*Your instructions*.
Please rewrite the listing from its first line through the line containing "nav-item-label: Beranda xyxy=(665,37,730,54)", inclusive, changing "interactable" to "clickable" and leaving everything else as it is.

# # # #

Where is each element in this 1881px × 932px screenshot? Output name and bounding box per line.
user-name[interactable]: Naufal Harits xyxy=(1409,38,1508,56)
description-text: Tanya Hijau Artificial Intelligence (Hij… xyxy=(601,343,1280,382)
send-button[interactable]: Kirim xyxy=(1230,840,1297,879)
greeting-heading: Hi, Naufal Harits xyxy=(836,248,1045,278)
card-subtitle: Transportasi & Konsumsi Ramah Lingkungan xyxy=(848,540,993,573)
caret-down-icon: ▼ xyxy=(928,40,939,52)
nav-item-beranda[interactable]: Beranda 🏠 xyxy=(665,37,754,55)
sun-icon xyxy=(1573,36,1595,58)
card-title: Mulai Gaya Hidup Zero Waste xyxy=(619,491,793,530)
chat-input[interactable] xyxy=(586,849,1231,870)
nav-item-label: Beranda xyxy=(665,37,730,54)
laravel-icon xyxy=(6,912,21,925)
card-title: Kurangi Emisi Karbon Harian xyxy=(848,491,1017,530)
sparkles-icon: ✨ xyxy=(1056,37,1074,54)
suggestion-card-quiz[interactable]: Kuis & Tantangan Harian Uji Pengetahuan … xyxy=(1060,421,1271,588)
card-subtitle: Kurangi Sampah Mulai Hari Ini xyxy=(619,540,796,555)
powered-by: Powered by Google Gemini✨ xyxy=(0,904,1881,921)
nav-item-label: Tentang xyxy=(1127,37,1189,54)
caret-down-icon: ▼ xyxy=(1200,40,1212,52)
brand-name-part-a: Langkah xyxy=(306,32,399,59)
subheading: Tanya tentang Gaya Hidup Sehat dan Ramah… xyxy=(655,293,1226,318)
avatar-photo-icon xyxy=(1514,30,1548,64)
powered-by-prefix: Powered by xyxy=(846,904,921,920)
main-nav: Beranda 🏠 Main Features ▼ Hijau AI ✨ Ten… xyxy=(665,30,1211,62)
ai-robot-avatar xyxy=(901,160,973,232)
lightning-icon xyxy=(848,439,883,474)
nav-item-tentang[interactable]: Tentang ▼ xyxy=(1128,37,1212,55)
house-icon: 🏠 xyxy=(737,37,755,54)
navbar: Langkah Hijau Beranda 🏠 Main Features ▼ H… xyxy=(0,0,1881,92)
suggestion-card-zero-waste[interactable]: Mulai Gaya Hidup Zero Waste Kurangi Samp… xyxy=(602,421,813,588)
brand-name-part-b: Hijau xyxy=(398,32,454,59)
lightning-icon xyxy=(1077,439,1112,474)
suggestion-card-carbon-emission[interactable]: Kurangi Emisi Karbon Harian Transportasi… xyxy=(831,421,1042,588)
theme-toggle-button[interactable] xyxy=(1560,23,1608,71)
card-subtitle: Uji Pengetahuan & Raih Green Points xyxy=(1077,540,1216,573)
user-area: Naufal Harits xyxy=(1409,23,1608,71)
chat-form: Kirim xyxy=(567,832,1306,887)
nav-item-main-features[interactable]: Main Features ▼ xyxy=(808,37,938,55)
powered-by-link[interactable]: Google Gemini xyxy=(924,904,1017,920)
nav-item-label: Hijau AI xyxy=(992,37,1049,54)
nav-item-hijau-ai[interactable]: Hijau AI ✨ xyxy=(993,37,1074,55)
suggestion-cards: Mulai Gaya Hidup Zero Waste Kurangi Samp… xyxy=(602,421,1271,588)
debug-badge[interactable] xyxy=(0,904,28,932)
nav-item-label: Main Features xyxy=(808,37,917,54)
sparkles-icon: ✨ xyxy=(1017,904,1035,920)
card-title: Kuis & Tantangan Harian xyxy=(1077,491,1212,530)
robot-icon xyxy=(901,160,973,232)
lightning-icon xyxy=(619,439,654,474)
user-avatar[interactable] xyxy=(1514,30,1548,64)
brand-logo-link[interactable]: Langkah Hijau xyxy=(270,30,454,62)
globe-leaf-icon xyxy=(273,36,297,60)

# # # #

*Expected answer*.
Where is each element in this 1881px × 932px screenshot? Output name and bounding box per line.
user-name[clickable]: Naufal Harits xyxy=(1409,38,1508,56)
description-text: Tanya Hijau Artificial Intelligence (Hij… xyxy=(601,343,1280,382)
send-button[clickable]: Kirim xyxy=(1230,840,1297,879)
greeting-heading: Hi, Naufal Harits xyxy=(836,248,1045,278)
card-subtitle: Transportasi & Konsumsi Ramah Lingkungan xyxy=(848,540,993,573)
caret-down-icon: ▼ xyxy=(928,40,939,52)
nav-item-beranda[clickable]: Beranda 🏠 xyxy=(665,37,754,55)
sun-icon xyxy=(1573,36,1595,58)
card-title: Mulai Gaya Hidup Zero Waste xyxy=(619,491,793,530)
chat-input[clickable] xyxy=(586,849,1231,870)
nav-item-label: Beranda xyxy=(665,37,730,54)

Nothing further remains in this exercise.